Data excerpts
_ _ _

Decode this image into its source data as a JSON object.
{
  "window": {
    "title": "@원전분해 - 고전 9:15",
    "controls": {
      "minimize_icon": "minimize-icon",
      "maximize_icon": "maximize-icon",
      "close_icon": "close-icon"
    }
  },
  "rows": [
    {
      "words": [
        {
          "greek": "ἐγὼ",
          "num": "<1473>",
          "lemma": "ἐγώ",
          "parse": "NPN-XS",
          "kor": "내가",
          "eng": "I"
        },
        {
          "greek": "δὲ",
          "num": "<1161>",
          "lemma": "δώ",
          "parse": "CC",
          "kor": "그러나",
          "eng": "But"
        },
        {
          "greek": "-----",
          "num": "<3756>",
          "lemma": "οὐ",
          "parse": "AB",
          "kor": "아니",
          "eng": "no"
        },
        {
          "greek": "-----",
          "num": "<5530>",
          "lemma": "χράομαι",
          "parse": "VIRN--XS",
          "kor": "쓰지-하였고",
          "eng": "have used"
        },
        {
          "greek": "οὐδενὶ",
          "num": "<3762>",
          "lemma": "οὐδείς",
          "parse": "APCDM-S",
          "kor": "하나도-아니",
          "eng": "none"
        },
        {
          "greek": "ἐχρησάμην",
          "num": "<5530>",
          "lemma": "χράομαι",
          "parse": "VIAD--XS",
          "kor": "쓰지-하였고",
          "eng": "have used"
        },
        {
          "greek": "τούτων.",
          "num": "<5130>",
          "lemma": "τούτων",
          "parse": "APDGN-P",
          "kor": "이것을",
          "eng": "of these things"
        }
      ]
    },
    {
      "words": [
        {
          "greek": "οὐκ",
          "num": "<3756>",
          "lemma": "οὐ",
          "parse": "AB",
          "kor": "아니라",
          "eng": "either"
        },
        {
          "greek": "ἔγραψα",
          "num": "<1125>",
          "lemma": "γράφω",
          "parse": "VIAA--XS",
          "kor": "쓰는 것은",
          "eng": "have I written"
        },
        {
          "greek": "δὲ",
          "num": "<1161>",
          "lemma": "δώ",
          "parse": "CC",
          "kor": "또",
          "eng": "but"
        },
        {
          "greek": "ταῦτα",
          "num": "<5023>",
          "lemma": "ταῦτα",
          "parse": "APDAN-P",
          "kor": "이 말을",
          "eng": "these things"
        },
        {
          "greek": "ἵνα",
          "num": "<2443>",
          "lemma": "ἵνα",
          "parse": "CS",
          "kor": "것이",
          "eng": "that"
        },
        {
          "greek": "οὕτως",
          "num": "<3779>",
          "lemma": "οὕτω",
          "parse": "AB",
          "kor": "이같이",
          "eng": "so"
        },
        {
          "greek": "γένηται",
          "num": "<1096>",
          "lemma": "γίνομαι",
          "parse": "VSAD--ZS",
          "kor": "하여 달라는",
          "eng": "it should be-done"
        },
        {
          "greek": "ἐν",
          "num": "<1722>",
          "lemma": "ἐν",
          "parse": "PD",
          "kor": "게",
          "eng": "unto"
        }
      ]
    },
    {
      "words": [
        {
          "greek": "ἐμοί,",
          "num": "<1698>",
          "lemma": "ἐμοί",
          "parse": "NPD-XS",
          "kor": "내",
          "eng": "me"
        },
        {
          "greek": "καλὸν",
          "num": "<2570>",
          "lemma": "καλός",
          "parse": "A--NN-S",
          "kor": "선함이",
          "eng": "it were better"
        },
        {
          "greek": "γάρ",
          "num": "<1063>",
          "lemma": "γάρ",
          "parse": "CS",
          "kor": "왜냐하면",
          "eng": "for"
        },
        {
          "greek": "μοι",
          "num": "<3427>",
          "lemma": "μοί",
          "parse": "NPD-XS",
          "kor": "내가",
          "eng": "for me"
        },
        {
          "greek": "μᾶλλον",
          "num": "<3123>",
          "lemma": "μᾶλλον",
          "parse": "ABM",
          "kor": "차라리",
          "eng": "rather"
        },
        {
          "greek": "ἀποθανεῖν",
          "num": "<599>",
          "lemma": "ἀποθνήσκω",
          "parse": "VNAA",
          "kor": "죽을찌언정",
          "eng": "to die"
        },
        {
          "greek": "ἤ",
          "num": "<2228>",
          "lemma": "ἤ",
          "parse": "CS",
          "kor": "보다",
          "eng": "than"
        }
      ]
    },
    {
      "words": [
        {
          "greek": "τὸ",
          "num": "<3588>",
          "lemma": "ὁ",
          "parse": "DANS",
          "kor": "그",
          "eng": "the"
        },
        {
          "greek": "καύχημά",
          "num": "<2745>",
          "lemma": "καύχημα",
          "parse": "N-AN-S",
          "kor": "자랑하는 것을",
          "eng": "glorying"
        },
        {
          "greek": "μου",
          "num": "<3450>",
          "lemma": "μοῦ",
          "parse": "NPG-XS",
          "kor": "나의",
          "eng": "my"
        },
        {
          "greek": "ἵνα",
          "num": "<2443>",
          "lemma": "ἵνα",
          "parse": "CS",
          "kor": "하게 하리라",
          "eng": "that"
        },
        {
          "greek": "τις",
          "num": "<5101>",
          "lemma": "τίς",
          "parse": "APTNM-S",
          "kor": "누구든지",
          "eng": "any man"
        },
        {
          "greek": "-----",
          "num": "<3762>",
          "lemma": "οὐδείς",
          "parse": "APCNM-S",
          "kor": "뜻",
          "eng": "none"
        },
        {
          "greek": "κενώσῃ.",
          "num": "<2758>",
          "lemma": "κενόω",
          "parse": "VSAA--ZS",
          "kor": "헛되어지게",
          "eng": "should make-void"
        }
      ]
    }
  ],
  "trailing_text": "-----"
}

_ _ _

Each entry above is to be quoted exactly.

SOLVED PROBLEM:
Decode this image into its source data as a JSON object.
{
  "window": {
    "title": "@원전분해 - 고전 9:15",
    "controls": {
      "minimize_icon": "minimize-icon",
      "maximize_icon": "maximize-icon",
      "close_icon": "close-icon"
    }
  },
  "rows": [
    {
      "words": [
        {
          "greek": "ἐγὼ",
          "num": "<1473>",
          "lemma": "ἐγώ",
          "parse": "NPN-XS",
          "kor": "내가",
          "eng": "I"
        },
        {
          "greek": "δὲ",
          "num": "<1161>",
          "lemma": "δώ",
          "parse": "CC",
          "kor": "그러나",
          "eng": "But"
        },
        {
          "greek": "-----",
          "num": "<3756>",
          "lemma": "οὐ",
          "parse": "AB",
          "kor": "아니",
          "eng": "no"
        },
        {
          "greek": "-----",
          "num": "<5530>",
          "lemma": "χράομαι",
          "parse": "VIRN--XS",
          "kor": "쓰지-하였고",
          "eng": "have used"
        },
        {
          "greek": "οὐδενὶ",
          "num": "<3762>",
          "lemma": "οὐδείς",
          "parse": "APCDM-S",
          "kor": "하나도-아니",
          "eng": "none"
        },
        {
          "greek": "ἐχρησάμην",
          "num": "<5530>",
          "lemma": "χράομαι",
          "parse": "VIAD--XS",
          "kor": "쓰지-하였고",
          "eng": "have used"
        },
        {
          "greek": "τούτων.",
          "num": "<5130>",
          "lemma": "τούτων",
          "parse": "APDGN-P",
          "kor": "이것을",
          "eng": "of these things"
        }
      ]
    },
    {
      "words": [
        {
          "greek": "οὐκ",
          "num": "<3756>",
          "lemma": "οὐ",
          "parse": "AB",
          "kor": "아니라",
          "eng": "either"
        },
        {
          "greek": "ἔγραψα",
          "num": "<1125>",
          "lemma": "γράφω",
          "parse": "VIAA--XS",
          "kor": "쓰는 것은",
          "eng": "have I written"
        },
        {
          "greek": "δὲ",
          "num": "<1161>",
          "lemma": "δώ",
          "parse": "CC",
          "kor": "또",
          "eng": "but"
        },
        {
          "greek": "ταῦτα",
          "num": "<5023>",
          "lemma": "ταῦτα",
          "parse": "APDAN-P",
          "kor": "이 말을",
          "eng": "these things"
        },
        {
          "greek": "ἵνα",
          "num": "<2443>",
          "lemma": "ἵνα",
          "parse": "CS",
          "kor": "것이",
          "eng": "that"
        },
        {
          "greek": "οὕτως",
          "num": "<3779>",
          "lemma": "οὕτω",
          "parse": "AB",
          "kor": "이같이",
          "eng": "so"
        },
        {
          "greek": "γένηται",
          "num": "<1096>",
          "lemma": "γίνομαι",
          "parse": "VSAD--ZS",
          "kor": "하여 달라는",
          "eng": "it should be-done"
        },
        {
          "greek": "ἐν",
          "num": "<1722>",
          "lemma": "ἐν",
          "parse": "PD",
          "kor": "게",
          "eng": "unto"
        }
      ]
    },
    {
      "words": [
        {
          "greek": "ἐμοί,",
          "num": "<1698>",
          "lemma": "ἐμοί",
          "parse": "NPD-XS",
          "kor": "내",
          "eng": "me"
        },
        {
          "greek": "καλὸν",
          "num": "<2570>",
          "lemma": "καλός",
          "parse": "A--NN-S",
          "kor": "선함이",
          "eng": "it were better"
        },
        {
          "greek": "γάρ",
          "num": "<1063>",
          "lemma": "γάρ",
          "parse": "CS",
          "kor": "왜냐하면",
          "eng": "for"
        },
        {
          "greek": "μοι",
          "num": "<3427>",
          "lemma": "μοί",
          "parse": "NPD-XS",
          "kor": "내가",
          "eng": "for me"
        },
        {
          "greek": "μᾶλλον",
          "num": "<3123>",
          "lemma": "μᾶλλον",
          "parse": "ABM",
          "kor": "차라리",
          "eng": "rather"
        },
        {
          "greek": "ἀποθανεῖν",
          "num": "<599>",
          "lemma": "ἀποθνήσκω",
          "parse": "VNAA",
          "kor": "죽을찌언정",
          "eng": "to die"
        },
        {
          "greek": "ἤ",
          "num": "<2228>",
          "lemma": "ἤ",
          "parse": "CS",
          "kor": "보다",
          "eng": "than"
        }
      ]
    },
    {
      "words": [
        {
          "greek": "τὸ",
          "num": "<3588>",
          "lemma": "ὁ",
          "parse": "DANS",
          "kor": "그",
          "eng": "the"
        },
        {
          "greek": "καύχημά",
          "num": "<2745>",
          "lemma": "καύχημα",
          "parse": "N-AN-S",
          "kor": "자랑하는 것을",
          "eng": "glorying"
        },
        {
          "greek": "μου",
          "num": "<3450>",
          "lemma": "μοῦ",
          "parse": "NPG-XS",
          "kor": "나의",
          "eng": "my"
        },
        {
          "greek": "ἵνα",
          "num": "<2443>",
          "lemma": "ἵνα",
          "parse": "CS",
          "kor": "하게 하리라",
          "eng": "that"
        },
        {
          "greek": "τις",
          "num": "<5101>",
          "lemma": "τίς",
          "parse": "APTNM-S",
          "kor": "누구든지",
          "eng": "any man"
        },
        {
          "greek": "-----",
          "num": "<3762>",
          "lemma": "οὐδείς",
          "parse": "APCNM-S",
          "kor": "뜻",
          "eng": "none"
        },
        {
          "greek": "κενώσῃ.",
          "num": "<2758>",
          "lemma": "κενόω",
          "parse": "VSAA--ZS",
          "kor": "헛되어지게",
          "eng": "should make-void"
        }
      ]
    }
  ],
  "trailing_text": "-----"
}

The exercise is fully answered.